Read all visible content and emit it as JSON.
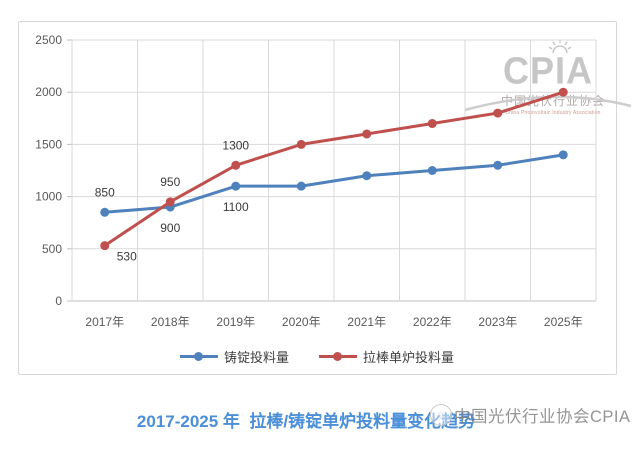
{
  "chart_data": {
    "type": "line",
    "categories": [
      "2017年",
      "2018年",
      "2019年",
      "2020年",
      "2021年",
      "2022年",
      "2023年",
      "2025年"
    ],
    "series": [
      {
        "name": "铸锭投料量",
        "color": "#4F81BD",
        "values": [
          850,
          900,
          1100,
          1100,
          1200,
          1250,
          1300,
          1400
        ],
        "labels": [
          {
            "index": 0,
            "text": "850",
            "placement": "above"
          },
          {
            "index": 1,
            "text": "900",
            "placement": "below"
          },
          {
            "index": 2,
            "text": "1100",
            "placement": "below"
          }
        ]
      },
      {
        "name": "拉棒单炉投料量",
        "color": "#C0504D",
        "values": [
          530,
          950,
          1300,
          1500,
          1600,
          1700,
          1800,
          2000
        ],
        "labels": [
          {
            "index": 0,
            "text": "530",
            "placement": "below-right"
          },
          {
            "index": 1,
            "text": "950",
            "placement": "above"
          },
          {
            "index": 2,
            "text": "1300",
            "placement": "above"
          }
        ]
      }
    ],
    "ylim": [
      0,
      2500
    ],
    "yticks": [
      0,
      500,
      1000,
      1500,
      2000,
      2500
    ],
    "grid": "both",
    "legend_position": "bottom",
    "title": "2017-2025 年  拉棒/铸锭单炉投料量变化趋势"
  },
  "caption": {
    "text": "2017-2025 年  拉棒/铸锭单炉投料量变化趋势",
    "color": "#4B8FD9"
  },
  "watermark": {
    "logo_acronym": "CPIA",
    "logo_cn": "中国光伏行业协会",
    "logo_en": "China Photovoltaic Industry Association",
    "footer_circle_glyph": "☼",
    "footer_text": "中国光伏行业协会CPIA"
  },
  "colors": {
    "grid": "#D9D9D9",
    "axis": "#BFBFBF",
    "tick_label": "#595959",
    "data_label": "#3A3A3A"
  }
}
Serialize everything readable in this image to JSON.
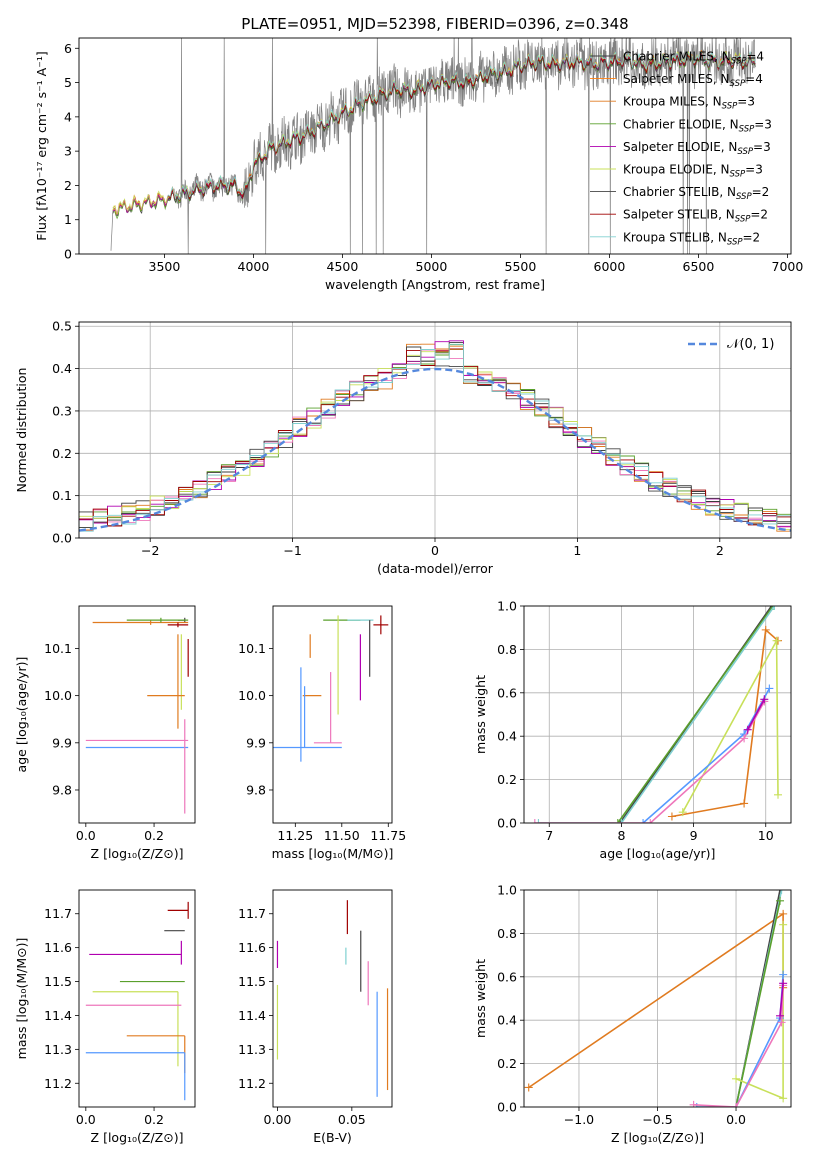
{
  "title": "PLATE=0951, MJD=52398, FIBERID=0396, z=0.348",
  "colors": {
    "chabrier_miles": "#3b3b3b",
    "salpeter_miles": "#ff7f0e",
    "kroupa_miles": "#e07b20",
    "chabrier_elodie": "#5aa02c",
    "salpeter_elodie": "#b000b0",
    "kroupa_elodie": "#c8e05a",
    "chabrier_stelib": "#444444",
    "salpeter_stelib": "#a00000",
    "kroupa_stelib": "#80d0d0",
    "data_grey": "#808080",
    "normal_curve": "#5588dd",
    "pink": "#ee77bb",
    "blue": "#5599ff"
  },
  "chart_data": [
    {
      "id": "spectrum",
      "type": "line",
      "title": "PLATE=0951, MJD=52398, FIBERID=0396, z=0.348",
      "xlabel": "wavelength [Angstrom, rest frame]",
      "ylabel": "Flux [fλ10⁻¹⁷ erg cm⁻² s⁻¹ A⁻¹]",
      "xlim": [
        3020,
        7020
      ],
      "ylim": [
        0,
        6.3
      ],
      "xticks": [
        3500,
        4000,
        4500,
        5000,
        5500,
        6000,
        6500,
        7000
      ],
      "yticks": [
        0,
        1,
        2,
        3,
        4,
        5,
        6
      ],
      "legend_position": "top-right",
      "legend": [
        "Chabrier MILES, N_SSP=4",
        "Salpeter MILES, N_SSP=4",
        "Kroupa MILES, N_SSP=3",
        "Chabrier ELODIE, N_SSP=3",
        "Salpeter ELODIE, N_SSP=3",
        "Kroupa ELODIE, N_SSP=3",
        "Chabrier STELIB, N_SSP=2",
        "Salpeter STELIB, N_SSP=2",
        "Kroupa STELIB, N_SSP=2"
      ],
      "continuum": [
        [
          3200,
          0
        ],
        [
          3210,
          1.3
        ],
        [
          3300,
          1.4
        ],
        [
          3400,
          1.5
        ],
        [
          3500,
          1.6
        ],
        [
          3600,
          1.75
        ],
        [
          3700,
          1.9
        ],
        [
          3800,
          2.0
        ],
        [
          3900,
          2.0
        ],
        [
          3950,
          1.7
        ],
        [
          4000,
          2.6
        ],
        [
          4100,
          3.1
        ],
        [
          4200,
          3.3
        ],
        [
          4300,
          3.5
        ],
        [
          4400,
          3.8
        ],
        [
          4500,
          4.1
        ],
        [
          4600,
          4.4
        ],
        [
          4700,
          4.6
        ],
        [
          4800,
          4.8
        ],
        [
          4900,
          4.75
        ],
        [
          5000,
          4.95
        ],
        [
          5100,
          5.05
        ],
        [
          5200,
          5.0
        ],
        [
          5300,
          5.2
        ],
        [
          5400,
          5.3
        ],
        [
          5500,
          5.5
        ],
        [
          5600,
          5.6
        ],
        [
          5700,
          5.55
        ],
        [
          5800,
          5.6
        ],
        [
          5900,
          5.55
        ],
        [
          6000,
          5.6
        ],
        [
          6100,
          5.65
        ],
        [
          6200,
          5.5
        ],
        [
          6300,
          5.6
        ],
        [
          6400,
          5.65
        ],
        [
          6500,
          5.7
        ],
        [
          6600,
          5.6
        ],
        [
          6700,
          5.65
        ],
        [
          6800,
          5.6
        ]
      ]
    },
    {
      "id": "residuals",
      "type": "histogram",
      "xlabel": "(data-model)/error",
      "ylabel": "Normed distribution",
      "xlim": [
        -2.5,
        2.5
      ],
      "ylim": [
        0,
        0.51
      ],
      "xticks": [
        -2,
        -1,
        0,
        1,
        2
      ],
      "yticks": [
        0.0,
        0.1,
        0.2,
        0.3,
        0.4,
        0.5
      ],
      "legend": [
        "𝒩(0, 1)"
      ],
      "legend_position": "top-right",
      "grid": true
    },
    {
      "id": "age_vs_Z",
      "type": "scatter",
      "xlabel": "Z [log₁₀(Z/Z⊙)]",
      "ylabel": "age  [log₁₀(age/yr)]",
      "xlim": [
        -0.02,
        0.32
      ],
      "ylim": [
        9.73,
        10.19
      ],
      "xticks": [
        0.0,
        0.2
      ],
      "yticks": [
        9.8,
        9.9,
        10.0,
        10.1
      ],
      "points": [
        {
          "x": 0.29,
          "y": 10.16,
          "xerr": [
            0.02,
            0.0
          ],
          "yerr": [
            0.005,
            0.005
          ],
          "color": "#444444"
        },
        {
          "x": 0.19,
          "y": 10.155,
          "xerr": [
            0.17,
            0.11
          ],
          "yerr": [
            0.005,
            0.005
          ],
          "color": "#e07b20"
        },
        {
          "x": 0.22,
          "y": 10.16,
          "xerr": [
            0.1,
            0.08
          ],
          "yerr": [
            0.005,
            0.005
          ],
          "color": "#5aa02c"
        },
        {
          "x": 0.27,
          "y": 10.15,
          "xerr": [
            0.03,
            0.03
          ],
          "yerr": [
            0.005,
            0.005
          ],
          "color": "#a00000"
        },
        {
          "x": 0.27,
          "y": 10.05,
          "xerr": [
            0.0,
            0.0
          ],
          "yerr": [
            0.12,
            0.08
          ],
          "color": "#e07b20"
        },
        {
          "x": 0.28,
          "y": 10.05,
          "xerr": [
            0.0,
            0.0
          ],
          "yerr": [
            0.08,
            0.08
          ],
          "color": "#c8e05a"
        },
        {
          "x": 0.3,
          "y": 10.08,
          "xerr": [
            0.0,
            0.0
          ],
          "yerr": [
            0.04,
            0.04
          ],
          "color": "#a00000"
        },
        {
          "x": 0.29,
          "y": 10.0,
          "xerr": [
            0.11,
            0.0
          ],
          "yerr": [
            0.0,
            0.0
          ],
          "color": "#e07b20"
        },
        {
          "x": 0.15,
          "y": 9.905,
          "xerr": [
            0.15,
            0.15
          ],
          "yerr": [
            0.0,
            0.0
          ],
          "color": "#ee77bb"
        },
        {
          "x": 0.15,
          "y": 9.89,
          "xerr": [
            0.15,
            0.15
          ],
          "yerr": [
            0.0,
            0.0
          ],
          "color": "#5599ff"
        },
        {
          "x": 0.29,
          "y": 9.95,
          "xerr": [
            0.0,
            0.0
          ],
          "yerr": [
            0.2,
            0.0
          ],
          "color": "#ee77bb"
        }
      ]
    },
    {
      "id": "age_vs_mass",
      "type": "scatter",
      "xlabel": "mass [log₁₀(M/M⊙)]",
      "ylabel": "",
      "xlim": [
        11.13,
        11.77
      ],
      "ylim": [
        9.73,
        10.19
      ],
      "xticks": [
        11.25,
        11.5,
        11.75
      ],
      "yticks": [
        9.8,
        9.9,
        10.0,
        10.1
      ],
      "points": [
        {
          "x": 11.5,
          "y": 10.16,
          "xerr": [
            0.1,
            0.1
          ],
          "yerr": [
            0.0,
            0.0
          ],
          "color": "#5aa02c"
        },
        {
          "x": 11.6,
          "y": 10.16,
          "xerr": [
            0.07,
            0.07
          ],
          "yerr": [
            0.0,
            0.0
          ],
          "color": "#80d0d0"
        },
        {
          "x": 11.65,
          "y": 10.09,
          "xerr": [
            0.0,
            0.0
          ],
          "yerr": [
            0.05,
            0.07
          ],
          "color": "#444444"
        },
        {
          "x": 11.71,
          "y": 10.15,
          "xerr": [
            0.04,
            0.04
          ],
          "yerr": [
            0.02,
            0.02
          ],
          "color": "#a00000"
        },
        {
          "x": 11.33,
          "y": 10.08,
          "xerr": [
            0.0,
            0.0
          ],
          "yerr": [
            0.0,
            0.05
          ],
          "color": "#e07b20"
        },
        {
          "x": 11.34,
          "y": 10.0,
          "xerr": [
            0.05,
            0.05
          ],
          "yerr": [
            0.0,
            0.0
          ],
          "color": "#e07b20"
        },
        {
          "x": 11.48,
          "y": 10.07,
          "xerr": [
            0.0,
            0.0
          ],
          "yerr": [
            0.11,
            0.1
          ],
          "color": "#c8e05a"
        },
        {
          "x": 11.6,
          "y": 10.07,
          "xerr": [
            0.0,
            0.0
          ],
          "yerr": [
            0.08,
            0.06
          ],
          "color": "#b000b0"
        },
        {
          "x": 11.28,
          "y": 9.96,
          "xerr": [
            0.0,
            0.0
          ],
          "yerr": [
            0.1,
            0.1
          ],
          "color": "#5599ff"
        },
        {
          "x": 11.44,
          "y": 9.9,
          "xerr": [
            0.09,
            0.06
          ],
          "yerr": [
            0.0,
            0.15
          ],
          "color": "#ee77bb"
        },
        {
          "x": 11.3,
          "y": 9.89,
          "xerr": [
            0.18,
            0.2
          ],
          "yerr": [
            0.0,
            0.13
          ],
          "color": "#5599ff"
        }
      ]
    },
    {
      "id": "mass_weight_vs_age",
      "type": "line",
      "xlabel": "age  [log₁₀(age/yr)]",
      "ylabel": "mass weight",
      "xlim": [
        6.65,
        10.35
      ],
      "ylim": [
        0,
        1.0
      ],
      "xticks": [
        7,
        8,
        9,
        10
      ],
      "yticks": [
        0.0,
        0.2,
        0.4,
        0.6,
        0.8,
        1.0
      ],
      "grid": true,
      "series": [
        {
          "color": "#444444",
          "points": [
            [
              7.98,
              0.0
            ],
            [
              10.08,
              1.0
            ]
          ]
        },
        {
          "color": "#5aa02c",
          "points": [
            [
              7.95,
              0.0
            ],
            [
              10.1,
              1.0
            ]
          ]
        },
        {
          "color": "#80d0d0",
          "points": [
            [
              6.85,
              0.0
            ],
            [
              8.0,
              0.0
            ],
            [
              10.12,
              1.0
            ]
          ]
        },
        {
          "color": "#e07b20",
          "points": [
            [
              8.7,
              0.03
            ],
            [
              9.7,
              0.09
            ],
            [
              10.0,
              0.89
            ],
            [
              10.17,
              0.84
            ]
          ]
        },
        {
          "color": "#c8e05a",
          "points": [
            [
              8.85,
              0.05
            ],
            [
              10.15,
              0.84
            ],
            [
              10.17,
              0.13
            ]
          ]
        },
        {
          "color": "#5599ff",
          "points": [
            [
              8.3,
              0.0
            ],
            [
              9.7,
              0.41
            ],
            [
              10.05,
              0.62
            ]
          ]
        },
        {
          "color": "#ee77bb",
          "points": [
            [
              6.8,
              0.0
            ],
            [
              8.4,
              0.0
            ],
            [
              9.7,
              0.39
            ],
            [
              9.98,
              0.56
            ]
          ]
        },
        {
          "color": "#b000b0",
          "points": [
            [
              9.75,
              0.43
            ],
            [
              9.98,
              0.57
            ]
          ]
        }
      ]
    },
    {
      "id": "mass_vs_Z",
      "type": "scatter",
      "xlabel": "Z [log₁₀(Z/Z⊙)]",
      "ylabel": "mass [log₁₀(M/M⊙)]",
      "xlim": [
        -0.02,
        0.32
      ],
      "ylim": [
        11.13,
        11.77
      ],
      "xticks": [
        0.0,
        0.2
      ],
      "yticks": [
        11.2,
        11.3,
        11.4,
        11.5,
        11.6,
        11.7
      ],
      "points": [
        {
          "x": 0.3,
          "y": 11.71,
          "xerr": [
            0.06,
            0.0
          ],
          "yerr": [
            0.025,
            0.025
          ],
          "color": "#a00000"
        },
        {
          "x": 0.29,
          "y": 11.65,
          "xerr": [
            0.06,
            0.0
          ],
          "yerr": [
            0.0,
            0.0
          ],
          "color": "#444444"
        },
        {
          "x": 0.28,
          "y": 11.58,
          "xerr": [
            0.27,
            0.0
          ],
          "yerr": [
            0.03,
            0.04
          ],
          "color": "#b000b0"
        },
        {
          "x": 0.29,
          "y": 11.5,
          "xerr": [
            0.19,
            0.0
          ],
          "yerr": [
            0.0,
            0.0
          ],
          "color": "#5aa02c"
        },
        {
          "x": 0.27,
          "y": 11.47,
          "xerr": [
            0.25,
            0.0
          ],
          "yerr": [
            0.22,
            0.0
          ],
          "color": "#c8e05a"
        },
        {
          "x": 0.28,
          "y": 11.43,
          "xerr": [
            0.28,
            0.0
          ],
          "yerr": [
            0.0,
            0.0
          ],
          "color": "#ee77bb"
        },
        {
          "x": 0.29,
          "y": 11.34,
          "xerr": [
            0.17,
            0.0
          ],
          "yerr": [
            0.11,
            0.0
          ],
          "color": "#e07b20"
        },
        {
          "x": 0.29,
          "y": 11.29,
          "xerr": [
            0.29,
            0.0
          ],
          "yerr": [
            0.14,
            0.0
          ],
          "color": "#5599ff"
        }
      ]
    },
    {
      "id": "mass_vs_ebv",
      "type": "scatter",
      "xlabel": "E(B-V)",
      "ylabel": "",
      "xlim": [
        -0.003,
        0.077
      ],
      "ylim": [
        11.13,
        11.77
      ],
      "xticks": [
        0.0,
        0.05
      ],
      "yticks": [
        11.2,
        11.3,
        11.4,
        11.5,
        11.6,
        11.7
      ],
      "points": [
        {
          "x": 0.047,
          "y": 11.69,
          "xerr": [
            0,
            0
          ],
          "yerr": [
            0.05,
            0.05
          ],
          "color": "#a00000"
        },
        {
          "x": 0.046,
          "y": 11.6,
          "xerr": [
            0,
            0
          ],
          "yerr": [
            0.05,
            0.0
          ],
          "color": "#80d0d0"
        },
        {
          "x": 0.056,
          "y": 11.55,
          "xerr": [
            0,
            0
          ],
          "yerr": [
            0.08,
            0.1
          ],
          "color": "#444444"
        },
        {
          "x": 0.061,
          "y": 11.5,
          "xerr": [
            0,
            0
          ],
          "yerr": [
            0.07,
            0.06
          ],
          "color": "#ee77bb"
        },
        {
          "x": 0.067,
          "y": 11.32,
          "xerr": [
            0,
            0
          ],
          "yerr": [
            0.16,
            0.15
          ],
          "color": "#5599ff"
        },
        {
          "x": 0.074,
          "y": 11.33,
          "xerr": [
            0,
            0
          ],
          "yerr": [
            0.15,
            0.15
          ],
          "color": "#e07b20"
        },
        {
          "x": 0.0,
          "y": 11.58,
          "xerr": [
            0,
            0
          ],
          "yerr": [
            0.04,
            0.04
          ],
          "color": "#b000b0"
        },
        {
          "x": 0.0,
          "y": 11.39,
          "xerr": [
            0,
            0
          ],
          "yerr": [
            0.12,
            0.1
          ],
          "color": "#c8e05a"
        }
      ]
    },
    {
      "id": "mass_weight_vs_Z",
      "type": "line",
      "xlabel": "Z [log₁₀(Z/Z⊙)]",
      "ylabel": "mass weight",
      "xlim": [
        -1.35,
        0.35
      ],
      "ylim": [
        0,
        1.0
      ],
      "xticks": [
        -1.0,
        -0.5,
        0.0
      ],
      "yticks": [
        0.0,
        0.2,
        0.4,
        0.6,
        0.8,
        1.0
      ],
      "grid": true,
      "series": [
        {
          "color": "#e07b20",
          "points": [
            [
              -1.32,
              0.09
            ],
            [
              0.3,
              0.89
            ],
            [
              0.3,
              0.55
            ]
          ]
        },
        {
          "color": "#444444",
          "points": [
            [
              0.0,
              0.0
            ],
            [
              0.28,
              1.0
            ]
          ]
        },
        {
          "color": "#80d0d0",
          "points": [
            [
              0.0,
              0.0
            ],
            [
              0.29,
              1.0
            ]
          ]
        },
        {
          "color": "#5aa02c",
          "points": [
            [
              0.0,
              0.0
            ],
            [
              0.28,
              0.95
            ]
          ]
        },
        {
          "color": "#c8e05a",
          "points": [
            [
              0.0,
              0.13
            ],
            [
              0.3,
              0.04
            ],
            [
              0.3,
              0.84
            ]
          ]
        },
        {
          "color": "#5599ff",
          "points": [
            [
              -0.25,
              0.0
            ],
            [
              0.0,
              0.0
            ],
            [
              0.28,
              0.41
            ],
            [
              0.3,
              0.61
            ]
          ]
        },
        {
          "color": "#ee77bb",
          "points": [
            [
              -0.27,
              0.01
            ],
            [
              0.0,
              0.0
            ],
            [
              0.29,
              0.39
            ],
            [
              0.3,
              0.56
            ]
          ]
        },
        {
          "color": "#b000b0",
          "points": [
            [
              0.28,
              0.42
            ],
            [
              0.3,
              0.57
            ]
          ]
        }
      ]
    }
  ]
}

WHAT THE TASK REQUIRES: Using the records above, pull out each line where the word "PLATE" occurs.

CORRECT RESULT:
  "title": "PLATE=0951, MJD=52398, FIBERID=0396, z=0.348",
      "title": "PLATE=0951, MJD=52398, FIBERID=0396, z=0.348",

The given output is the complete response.